In the entries that follow, find the word "پیچھے" and report each line it is on.

**** Dataset excerpts ****

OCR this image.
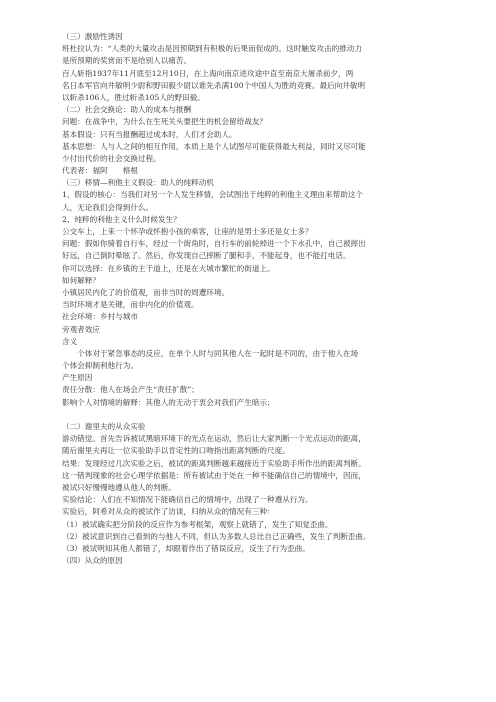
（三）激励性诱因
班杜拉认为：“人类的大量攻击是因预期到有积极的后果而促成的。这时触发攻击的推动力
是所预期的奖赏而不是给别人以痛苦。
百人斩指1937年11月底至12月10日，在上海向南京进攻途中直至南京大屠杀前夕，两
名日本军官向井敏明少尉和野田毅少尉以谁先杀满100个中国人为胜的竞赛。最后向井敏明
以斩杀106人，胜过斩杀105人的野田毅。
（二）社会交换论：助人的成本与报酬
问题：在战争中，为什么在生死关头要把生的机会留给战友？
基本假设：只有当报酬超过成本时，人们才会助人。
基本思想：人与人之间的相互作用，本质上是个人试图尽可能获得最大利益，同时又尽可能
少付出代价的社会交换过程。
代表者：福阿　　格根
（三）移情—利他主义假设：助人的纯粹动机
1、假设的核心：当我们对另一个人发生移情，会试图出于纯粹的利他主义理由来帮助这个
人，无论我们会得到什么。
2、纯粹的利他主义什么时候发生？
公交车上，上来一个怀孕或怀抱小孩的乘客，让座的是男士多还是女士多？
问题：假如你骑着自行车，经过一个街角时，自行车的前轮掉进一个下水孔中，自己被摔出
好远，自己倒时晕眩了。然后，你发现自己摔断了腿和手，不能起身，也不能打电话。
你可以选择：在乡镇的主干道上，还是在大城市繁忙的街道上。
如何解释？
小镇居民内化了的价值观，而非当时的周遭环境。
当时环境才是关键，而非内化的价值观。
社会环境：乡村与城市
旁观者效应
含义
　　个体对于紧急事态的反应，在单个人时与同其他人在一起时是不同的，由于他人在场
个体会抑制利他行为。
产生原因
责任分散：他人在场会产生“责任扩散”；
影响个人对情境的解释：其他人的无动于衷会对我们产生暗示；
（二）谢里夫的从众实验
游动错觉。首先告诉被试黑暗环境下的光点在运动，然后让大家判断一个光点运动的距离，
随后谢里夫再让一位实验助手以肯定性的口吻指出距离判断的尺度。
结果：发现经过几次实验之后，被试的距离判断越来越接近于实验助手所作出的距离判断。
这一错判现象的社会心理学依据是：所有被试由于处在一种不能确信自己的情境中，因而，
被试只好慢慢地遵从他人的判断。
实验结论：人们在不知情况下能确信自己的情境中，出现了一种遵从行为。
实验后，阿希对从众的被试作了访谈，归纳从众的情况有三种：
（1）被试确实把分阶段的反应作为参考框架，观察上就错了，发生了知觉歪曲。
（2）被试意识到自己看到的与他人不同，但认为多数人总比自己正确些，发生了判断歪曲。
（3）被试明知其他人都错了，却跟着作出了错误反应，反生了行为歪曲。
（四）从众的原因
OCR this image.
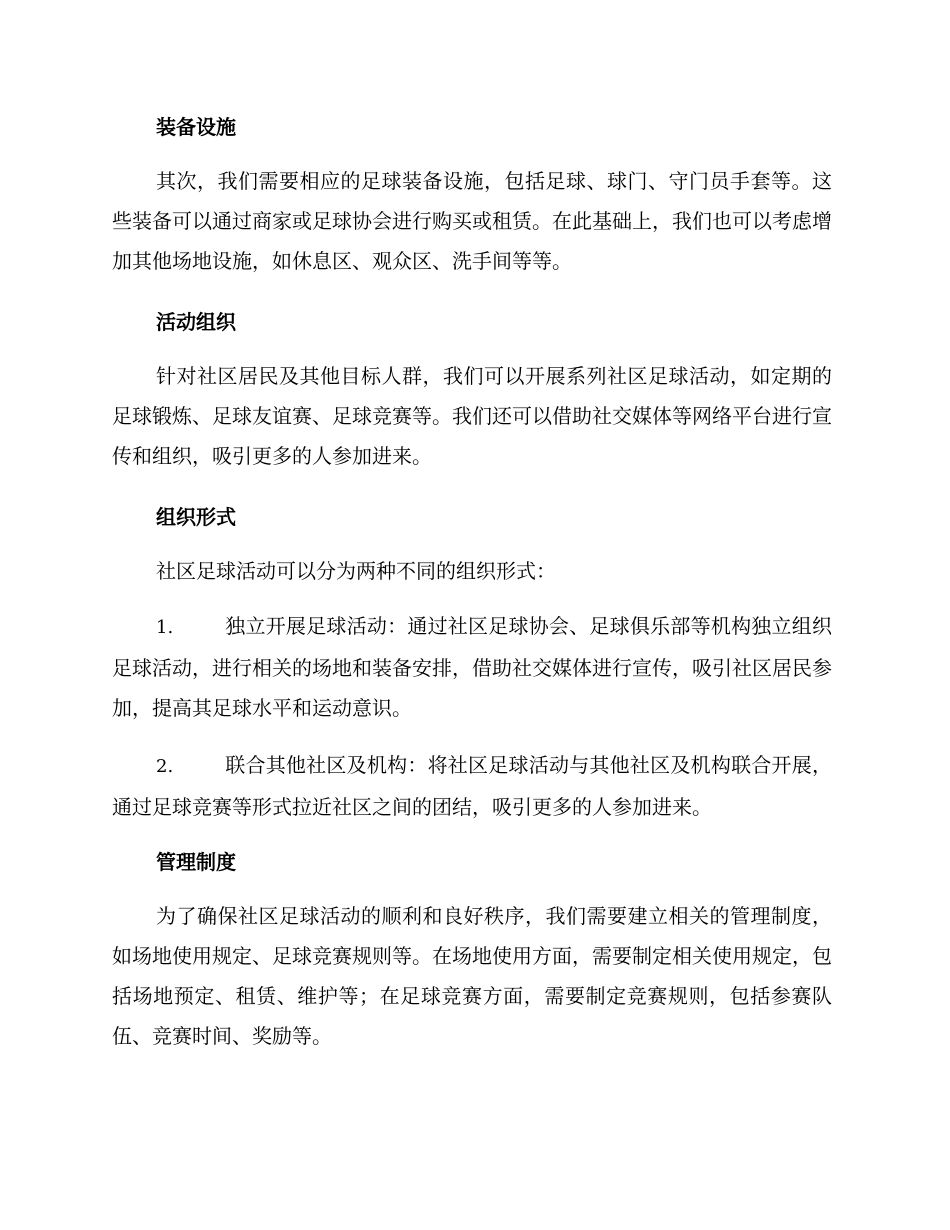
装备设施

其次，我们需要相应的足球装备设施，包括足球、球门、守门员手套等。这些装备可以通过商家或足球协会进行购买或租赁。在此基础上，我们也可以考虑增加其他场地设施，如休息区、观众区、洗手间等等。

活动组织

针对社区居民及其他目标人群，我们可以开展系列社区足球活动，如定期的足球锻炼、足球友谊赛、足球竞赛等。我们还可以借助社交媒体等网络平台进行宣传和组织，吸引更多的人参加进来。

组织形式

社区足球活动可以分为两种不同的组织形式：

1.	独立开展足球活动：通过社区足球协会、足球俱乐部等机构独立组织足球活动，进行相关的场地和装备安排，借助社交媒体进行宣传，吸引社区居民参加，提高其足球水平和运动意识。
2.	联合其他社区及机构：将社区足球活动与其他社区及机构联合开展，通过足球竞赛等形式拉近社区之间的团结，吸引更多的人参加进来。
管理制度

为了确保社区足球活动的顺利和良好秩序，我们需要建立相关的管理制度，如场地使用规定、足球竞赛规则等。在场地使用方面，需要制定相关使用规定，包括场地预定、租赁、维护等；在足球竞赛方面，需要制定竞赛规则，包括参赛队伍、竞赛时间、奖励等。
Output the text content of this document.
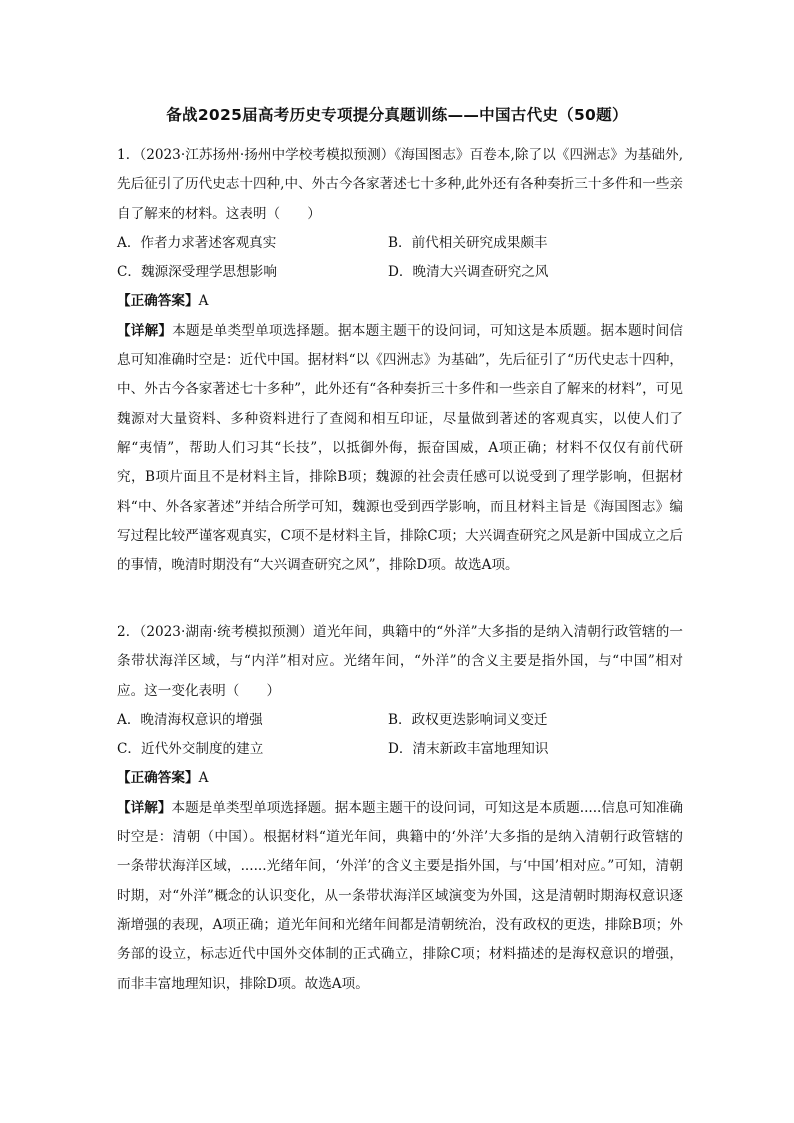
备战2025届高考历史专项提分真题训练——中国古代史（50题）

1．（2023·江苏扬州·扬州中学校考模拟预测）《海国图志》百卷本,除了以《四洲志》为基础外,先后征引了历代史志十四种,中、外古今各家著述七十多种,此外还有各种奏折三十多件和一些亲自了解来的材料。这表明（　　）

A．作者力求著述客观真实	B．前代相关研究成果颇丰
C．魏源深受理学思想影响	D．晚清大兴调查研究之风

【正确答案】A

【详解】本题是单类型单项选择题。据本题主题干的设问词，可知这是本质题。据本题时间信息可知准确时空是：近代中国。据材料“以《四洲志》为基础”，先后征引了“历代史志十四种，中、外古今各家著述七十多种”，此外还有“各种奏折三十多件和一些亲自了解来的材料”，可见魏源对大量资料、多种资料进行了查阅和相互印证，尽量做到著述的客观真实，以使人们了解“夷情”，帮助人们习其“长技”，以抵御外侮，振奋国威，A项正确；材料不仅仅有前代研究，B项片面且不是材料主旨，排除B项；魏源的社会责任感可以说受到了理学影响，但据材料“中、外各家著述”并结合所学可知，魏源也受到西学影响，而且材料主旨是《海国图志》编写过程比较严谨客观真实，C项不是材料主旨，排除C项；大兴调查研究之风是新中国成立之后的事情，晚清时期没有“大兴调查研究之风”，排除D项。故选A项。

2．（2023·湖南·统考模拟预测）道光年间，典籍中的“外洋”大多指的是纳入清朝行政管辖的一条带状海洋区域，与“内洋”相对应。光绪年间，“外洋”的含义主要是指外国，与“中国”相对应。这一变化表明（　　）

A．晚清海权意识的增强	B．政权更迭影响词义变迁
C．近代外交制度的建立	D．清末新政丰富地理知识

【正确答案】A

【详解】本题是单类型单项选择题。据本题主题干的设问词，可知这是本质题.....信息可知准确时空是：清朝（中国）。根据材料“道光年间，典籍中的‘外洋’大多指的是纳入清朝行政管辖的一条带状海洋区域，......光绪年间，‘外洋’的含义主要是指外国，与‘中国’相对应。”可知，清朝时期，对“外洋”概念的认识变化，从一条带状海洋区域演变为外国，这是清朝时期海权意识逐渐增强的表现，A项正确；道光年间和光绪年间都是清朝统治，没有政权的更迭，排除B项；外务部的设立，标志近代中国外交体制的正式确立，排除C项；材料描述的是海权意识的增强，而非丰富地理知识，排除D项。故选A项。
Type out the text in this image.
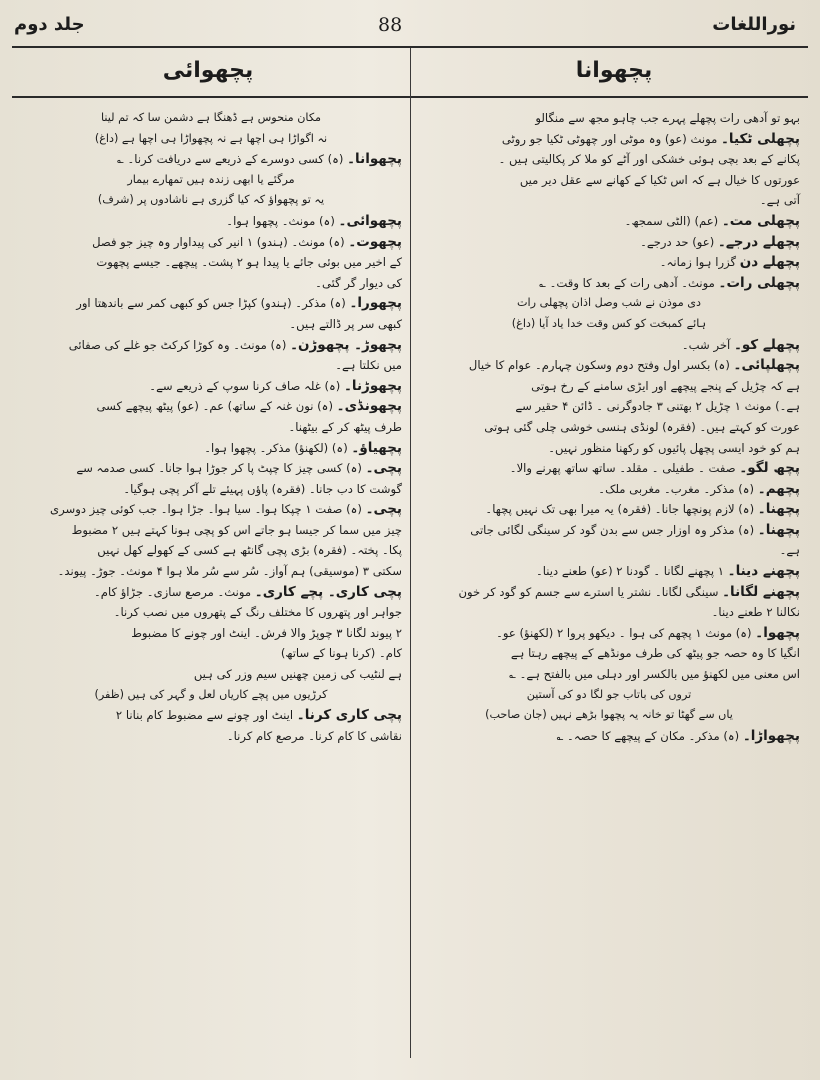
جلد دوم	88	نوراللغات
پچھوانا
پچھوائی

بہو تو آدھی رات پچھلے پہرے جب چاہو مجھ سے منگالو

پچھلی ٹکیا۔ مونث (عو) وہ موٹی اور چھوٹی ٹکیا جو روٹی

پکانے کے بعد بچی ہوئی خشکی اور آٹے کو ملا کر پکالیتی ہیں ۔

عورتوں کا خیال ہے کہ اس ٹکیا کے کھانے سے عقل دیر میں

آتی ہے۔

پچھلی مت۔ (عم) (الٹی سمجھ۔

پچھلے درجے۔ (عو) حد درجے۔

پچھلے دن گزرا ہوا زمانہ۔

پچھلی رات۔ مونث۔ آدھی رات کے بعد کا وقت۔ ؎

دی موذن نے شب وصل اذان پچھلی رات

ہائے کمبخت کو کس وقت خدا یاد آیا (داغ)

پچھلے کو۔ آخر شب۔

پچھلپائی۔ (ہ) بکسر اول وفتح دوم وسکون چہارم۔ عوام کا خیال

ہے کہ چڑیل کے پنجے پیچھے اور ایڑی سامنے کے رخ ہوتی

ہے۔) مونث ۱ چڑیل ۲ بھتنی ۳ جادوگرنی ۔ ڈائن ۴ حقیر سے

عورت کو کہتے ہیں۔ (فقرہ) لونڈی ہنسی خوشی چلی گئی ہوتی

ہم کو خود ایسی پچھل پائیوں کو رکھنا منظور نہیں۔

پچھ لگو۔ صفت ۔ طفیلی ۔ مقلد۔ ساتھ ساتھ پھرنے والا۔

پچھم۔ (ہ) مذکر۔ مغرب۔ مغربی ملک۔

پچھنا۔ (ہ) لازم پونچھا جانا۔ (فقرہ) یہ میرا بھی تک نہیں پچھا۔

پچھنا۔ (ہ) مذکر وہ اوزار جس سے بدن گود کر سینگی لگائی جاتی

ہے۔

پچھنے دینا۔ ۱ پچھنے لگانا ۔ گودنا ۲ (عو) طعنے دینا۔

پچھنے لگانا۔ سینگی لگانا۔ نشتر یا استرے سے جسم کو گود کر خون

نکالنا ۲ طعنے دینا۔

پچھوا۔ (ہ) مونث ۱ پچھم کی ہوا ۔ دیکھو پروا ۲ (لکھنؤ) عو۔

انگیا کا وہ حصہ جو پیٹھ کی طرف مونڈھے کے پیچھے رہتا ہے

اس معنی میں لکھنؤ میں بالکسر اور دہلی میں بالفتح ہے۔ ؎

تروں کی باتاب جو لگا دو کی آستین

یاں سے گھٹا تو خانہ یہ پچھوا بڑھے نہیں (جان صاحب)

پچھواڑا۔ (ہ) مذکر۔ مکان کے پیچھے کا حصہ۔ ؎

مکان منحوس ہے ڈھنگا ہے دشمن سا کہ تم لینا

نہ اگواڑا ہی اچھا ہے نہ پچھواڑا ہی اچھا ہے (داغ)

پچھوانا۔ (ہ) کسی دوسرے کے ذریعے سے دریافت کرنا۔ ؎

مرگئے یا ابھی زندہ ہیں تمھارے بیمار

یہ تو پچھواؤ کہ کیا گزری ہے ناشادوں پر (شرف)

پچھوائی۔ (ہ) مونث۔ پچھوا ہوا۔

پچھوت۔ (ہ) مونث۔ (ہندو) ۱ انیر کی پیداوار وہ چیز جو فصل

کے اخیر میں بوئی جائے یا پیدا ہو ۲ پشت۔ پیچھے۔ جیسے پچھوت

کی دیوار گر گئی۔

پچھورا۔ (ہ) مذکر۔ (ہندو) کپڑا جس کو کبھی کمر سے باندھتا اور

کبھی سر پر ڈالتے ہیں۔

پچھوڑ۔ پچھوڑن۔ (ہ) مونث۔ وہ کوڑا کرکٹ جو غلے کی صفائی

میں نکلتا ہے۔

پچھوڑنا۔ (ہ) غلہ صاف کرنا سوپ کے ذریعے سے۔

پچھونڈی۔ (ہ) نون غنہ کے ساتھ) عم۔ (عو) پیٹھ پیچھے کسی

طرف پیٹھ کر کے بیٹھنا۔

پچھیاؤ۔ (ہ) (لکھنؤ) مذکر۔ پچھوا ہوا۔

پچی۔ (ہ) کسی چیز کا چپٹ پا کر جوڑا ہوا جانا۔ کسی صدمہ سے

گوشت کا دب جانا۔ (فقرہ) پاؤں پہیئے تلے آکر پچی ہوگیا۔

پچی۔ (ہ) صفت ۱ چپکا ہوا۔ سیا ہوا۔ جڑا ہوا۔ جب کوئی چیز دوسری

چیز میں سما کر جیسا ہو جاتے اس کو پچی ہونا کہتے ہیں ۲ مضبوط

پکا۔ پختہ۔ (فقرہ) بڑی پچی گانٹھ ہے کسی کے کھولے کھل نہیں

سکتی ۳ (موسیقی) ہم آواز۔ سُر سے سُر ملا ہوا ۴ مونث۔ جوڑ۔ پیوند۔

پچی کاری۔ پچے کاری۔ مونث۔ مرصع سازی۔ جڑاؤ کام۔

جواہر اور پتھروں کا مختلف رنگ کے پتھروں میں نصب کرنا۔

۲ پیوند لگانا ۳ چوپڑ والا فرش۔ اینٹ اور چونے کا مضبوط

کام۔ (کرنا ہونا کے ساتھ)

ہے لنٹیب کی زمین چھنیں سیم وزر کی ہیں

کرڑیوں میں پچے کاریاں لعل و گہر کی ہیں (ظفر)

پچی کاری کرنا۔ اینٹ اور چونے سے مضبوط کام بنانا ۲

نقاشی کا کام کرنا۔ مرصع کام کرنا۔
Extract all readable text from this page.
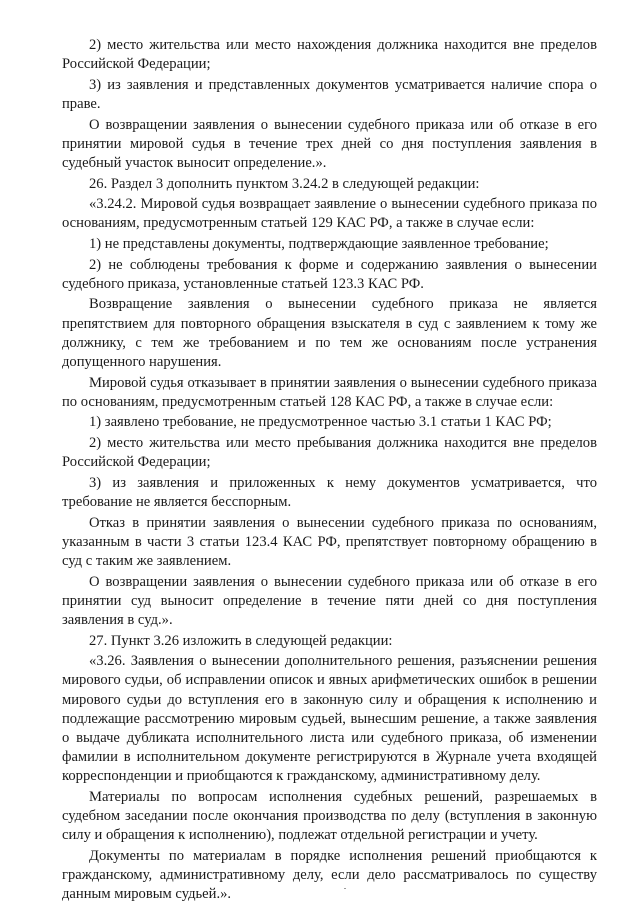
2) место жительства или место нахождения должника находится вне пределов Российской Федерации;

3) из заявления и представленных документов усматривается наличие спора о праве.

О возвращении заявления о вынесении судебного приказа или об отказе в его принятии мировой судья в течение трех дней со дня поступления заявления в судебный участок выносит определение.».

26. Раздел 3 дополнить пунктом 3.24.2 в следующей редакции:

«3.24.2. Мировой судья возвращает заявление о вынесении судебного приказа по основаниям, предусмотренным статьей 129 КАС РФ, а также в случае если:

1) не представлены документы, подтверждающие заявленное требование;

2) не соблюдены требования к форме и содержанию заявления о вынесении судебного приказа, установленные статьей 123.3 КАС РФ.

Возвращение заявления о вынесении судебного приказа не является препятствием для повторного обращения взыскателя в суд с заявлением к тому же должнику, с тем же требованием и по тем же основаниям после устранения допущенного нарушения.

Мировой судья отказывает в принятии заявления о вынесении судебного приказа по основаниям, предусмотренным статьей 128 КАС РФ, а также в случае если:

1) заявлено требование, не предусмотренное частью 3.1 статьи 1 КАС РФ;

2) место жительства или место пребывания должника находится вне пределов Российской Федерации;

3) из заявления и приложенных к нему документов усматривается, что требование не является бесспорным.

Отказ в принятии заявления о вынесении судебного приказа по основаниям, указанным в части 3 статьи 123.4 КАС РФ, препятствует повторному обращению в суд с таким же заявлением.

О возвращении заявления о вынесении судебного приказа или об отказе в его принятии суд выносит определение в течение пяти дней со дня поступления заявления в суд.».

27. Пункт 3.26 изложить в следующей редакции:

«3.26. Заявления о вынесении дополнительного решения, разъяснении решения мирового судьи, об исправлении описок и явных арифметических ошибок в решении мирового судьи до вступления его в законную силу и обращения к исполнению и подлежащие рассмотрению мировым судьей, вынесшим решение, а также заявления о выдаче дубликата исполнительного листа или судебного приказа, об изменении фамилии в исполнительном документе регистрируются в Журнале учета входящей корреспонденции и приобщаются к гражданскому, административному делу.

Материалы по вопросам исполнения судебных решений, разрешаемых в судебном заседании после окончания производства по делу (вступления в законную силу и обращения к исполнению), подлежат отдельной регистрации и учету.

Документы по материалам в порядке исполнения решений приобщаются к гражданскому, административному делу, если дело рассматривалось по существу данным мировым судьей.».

****

== Result of this exercise ==
ہے کہ چڑیل کے پنجے پیچھے اور ایڑی سامنے کے رخ ہوتی
انگیا کا وہ حصہ جو پیٹھ کی طرف مونڈھے کے پیچھے رہتا ہے
پچھواڑا۔ (ہ) مذکر۔ مکان کے پیچھے کا حصہ۔ ؎
کے اخیر میں بوئی جائے یا پیدا ہو ۲ پشت۔ پیچھے۔ جیسے پچھوت
پچھونڈی۔ (ہ) نون غنہ کے ساتھ) عم۔ (عو) پیٹھ پیچھے کسی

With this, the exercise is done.